Data tied to figure images:

————————

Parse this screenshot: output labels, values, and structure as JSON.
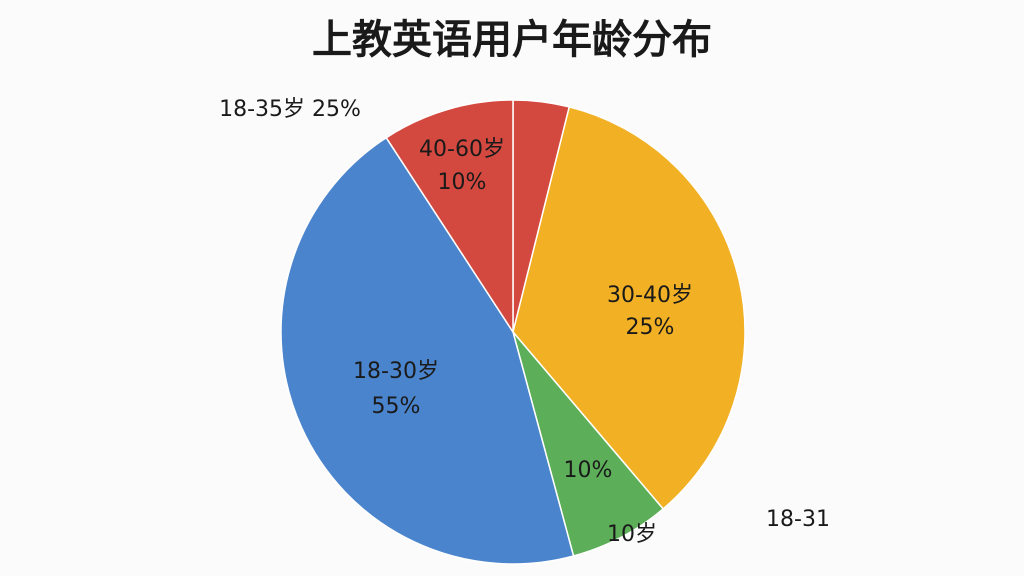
{
  "chart_data": {
    "type": "pie",
    "title": "上教英语用户年龄分布",
    "values": [
      3.9,
      34.9,
      7,
      45,
      9.2
    ],
    "colors": [
      "#d4493f",
      "#f2b025",
      "#5cae58",
      "#4a84cc",
      "#d4493f"
    ],
    "annotations": [
      "18-35岁 25%",
      "40-60岁",
      "10%",
      "30-40岁",
      "25%",
      "18-30岁",
      "55%",
      "10%",
      "10岁",
      "18-31"
    ]
  }
}
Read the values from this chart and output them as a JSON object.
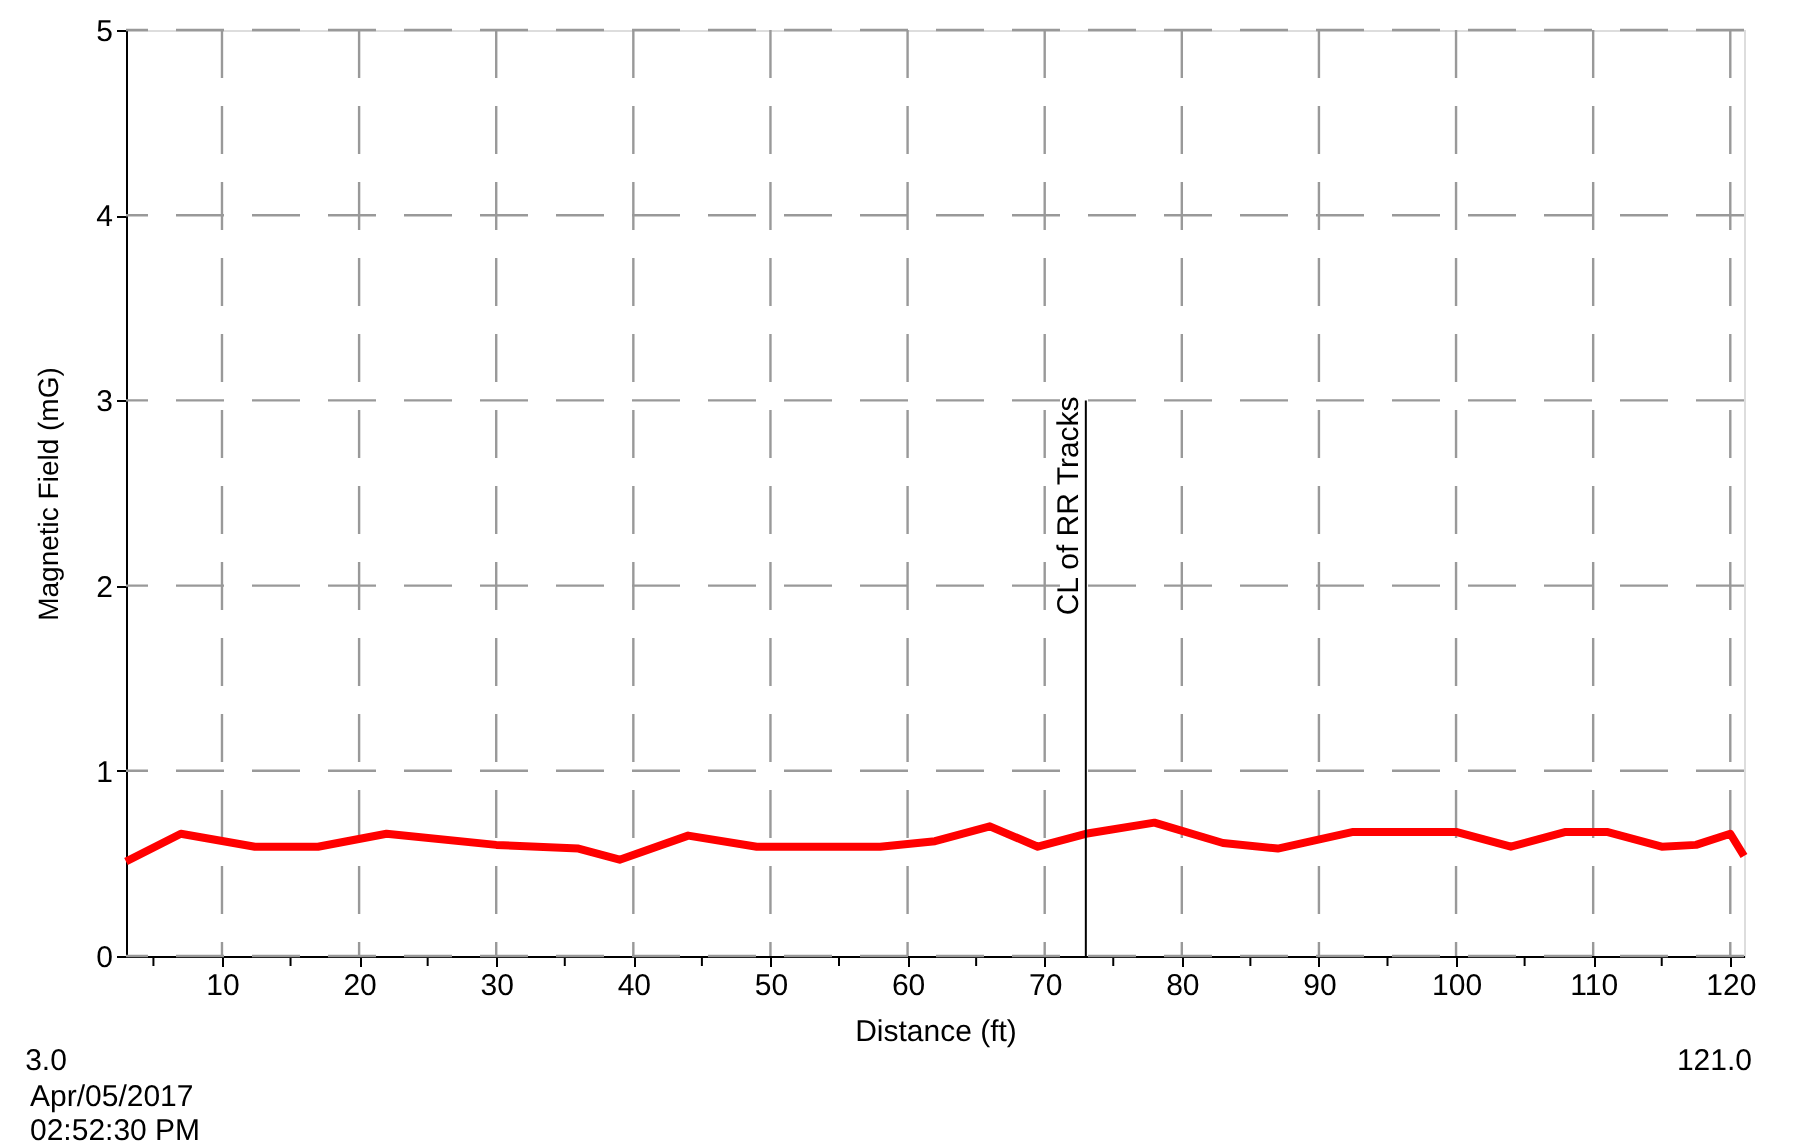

————————

** WHAT YOU WILL DO **
Make an exact copy of the data above, pictures excluded.

** EXPECTED ANSWER **
Parse this screenshot: output labels, values, and structure as JSON.
{
  "chart_data": {
    "type": "pie",
    "title": "上教英语用户年龄分布",
    "values": [
      3.9,
      34.9,
      7,
      45,
      9.2
    ],
    "colors": [
      "#d4493f",
      "#f2b025",
      "#5cae58",
      "#4a84cc",
      "#d4493f"
    ],
    "annotations": [
      "18-35岁 25%",
      "40-60岁",
      "10%",
      "30-40岁",
      "25%",
      "18-30岁",
      "55%",
      "10%",
      "10岁",
      "18-31"
    ]
  }
}
Read the values from this chart and output them as a JSON object.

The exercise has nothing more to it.